DATASET RECORDS:

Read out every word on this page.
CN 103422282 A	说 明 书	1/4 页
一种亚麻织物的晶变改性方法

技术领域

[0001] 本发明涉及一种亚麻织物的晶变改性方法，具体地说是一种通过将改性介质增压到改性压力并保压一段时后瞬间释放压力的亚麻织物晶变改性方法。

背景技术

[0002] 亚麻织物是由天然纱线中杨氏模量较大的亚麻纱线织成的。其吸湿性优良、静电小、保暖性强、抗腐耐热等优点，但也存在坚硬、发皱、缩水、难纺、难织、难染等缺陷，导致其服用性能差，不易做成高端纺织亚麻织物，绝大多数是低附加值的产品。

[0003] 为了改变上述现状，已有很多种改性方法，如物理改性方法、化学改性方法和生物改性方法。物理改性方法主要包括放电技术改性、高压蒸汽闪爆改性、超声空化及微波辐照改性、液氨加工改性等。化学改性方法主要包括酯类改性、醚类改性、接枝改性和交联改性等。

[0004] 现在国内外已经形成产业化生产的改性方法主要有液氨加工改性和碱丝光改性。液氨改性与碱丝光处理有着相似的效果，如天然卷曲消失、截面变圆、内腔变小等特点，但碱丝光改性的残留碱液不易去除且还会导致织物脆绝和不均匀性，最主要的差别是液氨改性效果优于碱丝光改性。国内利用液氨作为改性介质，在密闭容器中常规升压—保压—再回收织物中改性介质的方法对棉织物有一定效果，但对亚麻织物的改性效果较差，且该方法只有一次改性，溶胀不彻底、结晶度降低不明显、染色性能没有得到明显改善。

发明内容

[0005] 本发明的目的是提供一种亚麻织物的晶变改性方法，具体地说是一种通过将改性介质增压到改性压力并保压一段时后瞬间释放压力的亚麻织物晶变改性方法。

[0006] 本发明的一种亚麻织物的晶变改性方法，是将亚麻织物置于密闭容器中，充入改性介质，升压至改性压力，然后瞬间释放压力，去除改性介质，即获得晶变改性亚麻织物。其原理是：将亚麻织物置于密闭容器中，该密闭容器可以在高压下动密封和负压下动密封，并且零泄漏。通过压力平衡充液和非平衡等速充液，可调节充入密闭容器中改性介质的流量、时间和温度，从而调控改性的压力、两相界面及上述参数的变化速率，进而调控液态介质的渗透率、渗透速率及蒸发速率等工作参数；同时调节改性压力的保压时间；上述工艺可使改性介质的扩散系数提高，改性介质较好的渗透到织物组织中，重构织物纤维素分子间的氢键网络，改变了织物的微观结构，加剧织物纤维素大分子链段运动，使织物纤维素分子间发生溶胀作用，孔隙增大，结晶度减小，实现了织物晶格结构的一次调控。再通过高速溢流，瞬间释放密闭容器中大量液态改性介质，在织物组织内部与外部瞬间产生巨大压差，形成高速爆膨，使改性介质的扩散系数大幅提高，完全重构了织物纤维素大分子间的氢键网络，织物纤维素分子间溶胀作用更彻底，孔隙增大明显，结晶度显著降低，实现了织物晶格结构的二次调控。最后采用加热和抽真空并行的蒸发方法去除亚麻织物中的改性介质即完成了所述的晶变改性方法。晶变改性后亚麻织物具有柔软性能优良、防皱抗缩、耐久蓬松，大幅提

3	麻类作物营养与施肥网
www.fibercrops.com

THE PROBLEM:
All lines above containing the string "具体地说是一种通过将改性介质增压到改性压力并保压一段时后瞬间释放压力的亚麻织物晶变改性方法" are to be collected.

CORRECT RESULT:
[0001] 本发明涉及一种亚麻织物的晶变改性方法，具体地说是一种通过将改性介质增压到改性压力并保压一段时后瞬间释放压力的亚麻织物晶变改性方法。
[0005] 本发明的目的是提供一种亚麻织物的晶变改性方法，具体地说是一种通过将改性介质增压到改性压力并保压一段时后瞬间释放压力的亚麻织物晶变改性方法。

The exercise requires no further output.